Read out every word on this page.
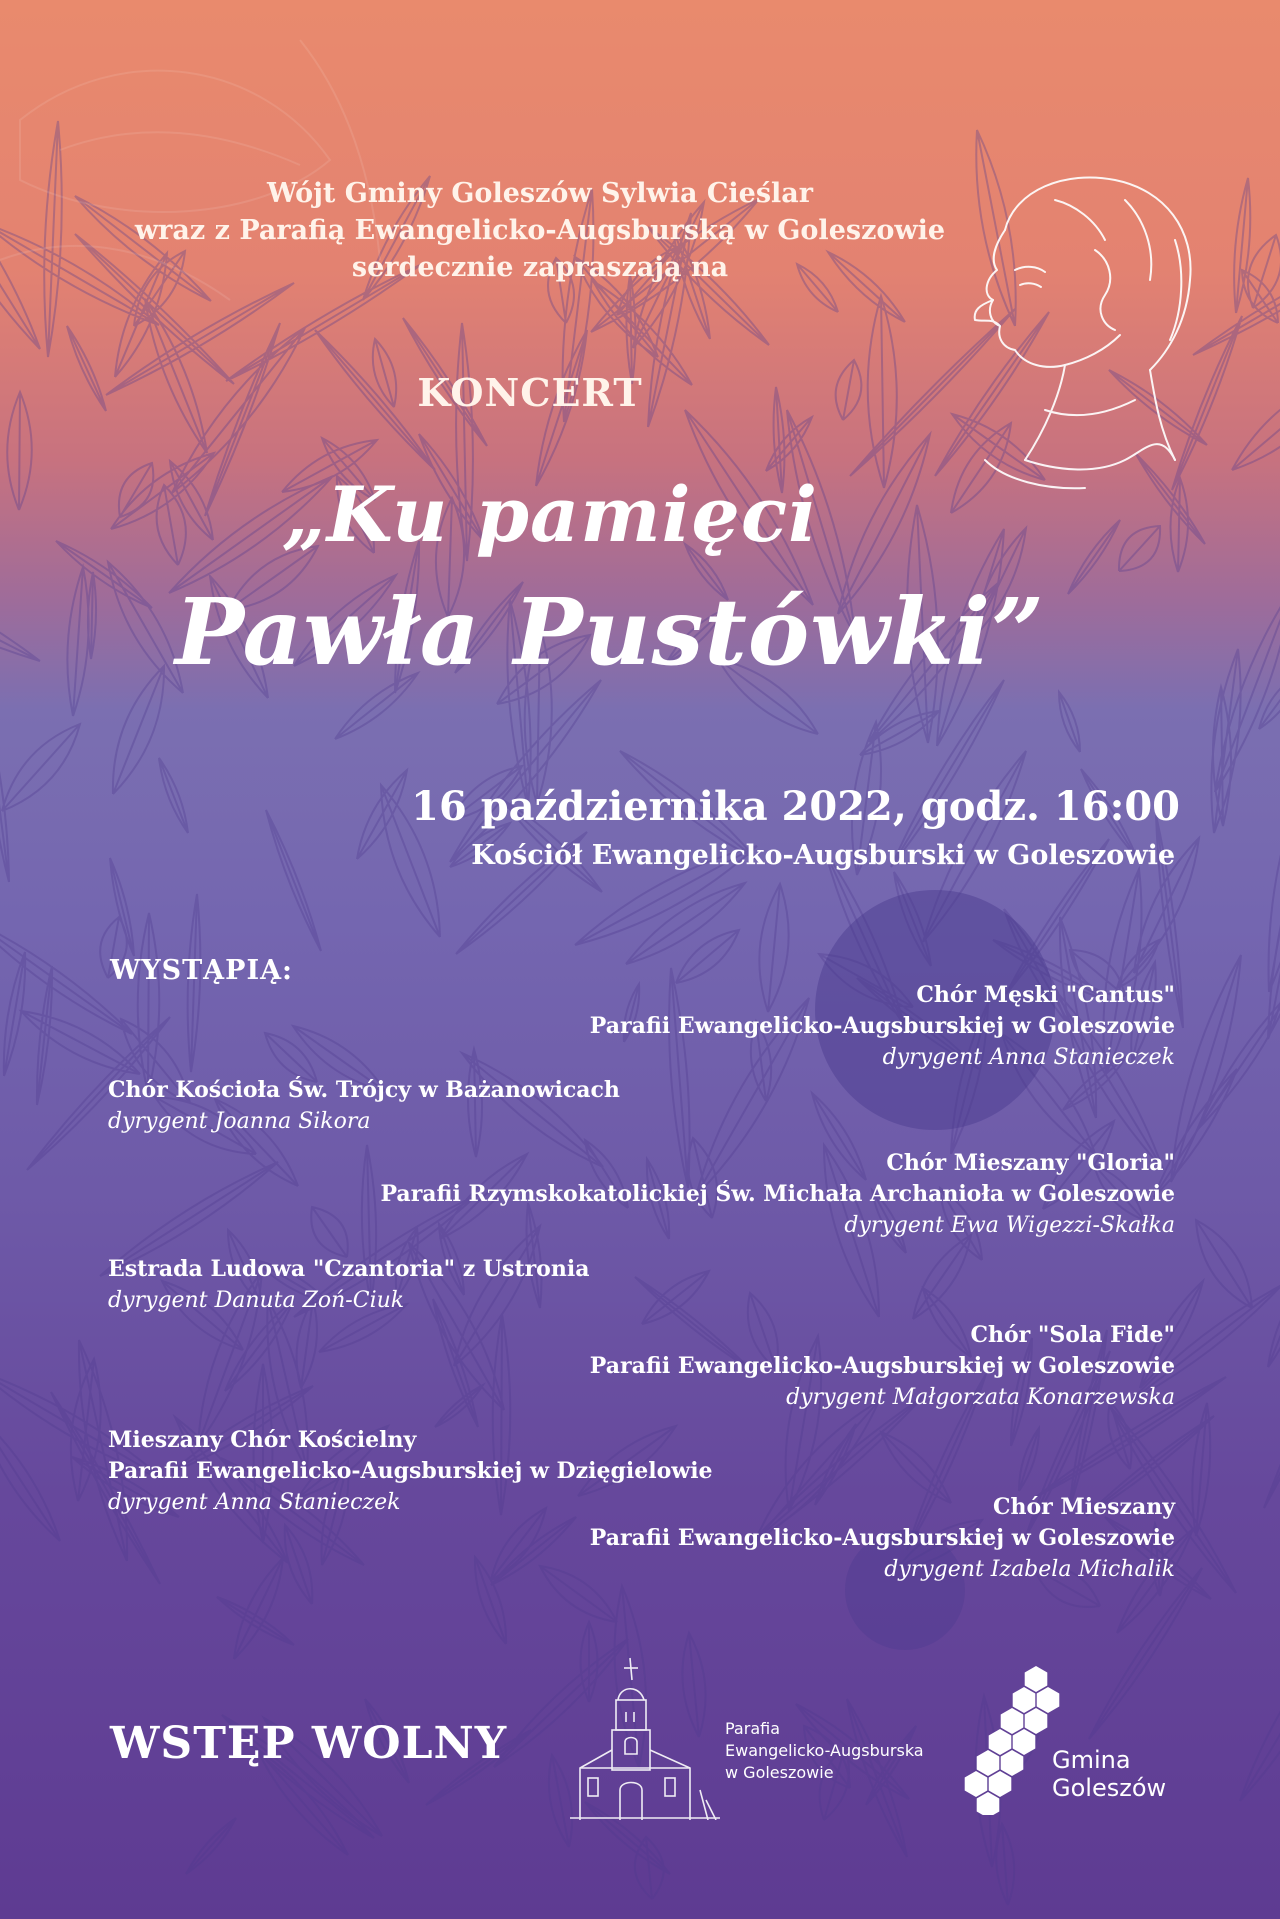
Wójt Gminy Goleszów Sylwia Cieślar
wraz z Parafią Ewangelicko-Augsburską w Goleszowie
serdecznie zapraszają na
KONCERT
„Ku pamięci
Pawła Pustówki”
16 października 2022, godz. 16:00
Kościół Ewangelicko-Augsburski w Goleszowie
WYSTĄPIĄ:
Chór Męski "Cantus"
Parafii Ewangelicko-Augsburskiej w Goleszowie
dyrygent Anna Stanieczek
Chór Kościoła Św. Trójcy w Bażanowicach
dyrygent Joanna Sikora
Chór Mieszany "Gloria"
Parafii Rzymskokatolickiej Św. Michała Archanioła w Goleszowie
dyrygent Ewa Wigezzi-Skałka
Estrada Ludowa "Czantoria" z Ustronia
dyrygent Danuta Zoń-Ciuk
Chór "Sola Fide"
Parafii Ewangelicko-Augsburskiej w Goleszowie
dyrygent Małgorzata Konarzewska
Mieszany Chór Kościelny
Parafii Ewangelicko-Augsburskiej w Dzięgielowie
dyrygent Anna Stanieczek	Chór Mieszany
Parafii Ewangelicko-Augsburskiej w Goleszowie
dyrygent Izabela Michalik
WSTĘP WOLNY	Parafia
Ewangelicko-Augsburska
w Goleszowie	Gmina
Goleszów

**THE EXERCISE**
Determine how many lines in the records contain "Mieszany", and reply with the number only.

**ANSWER TO THE PROBLEM**
3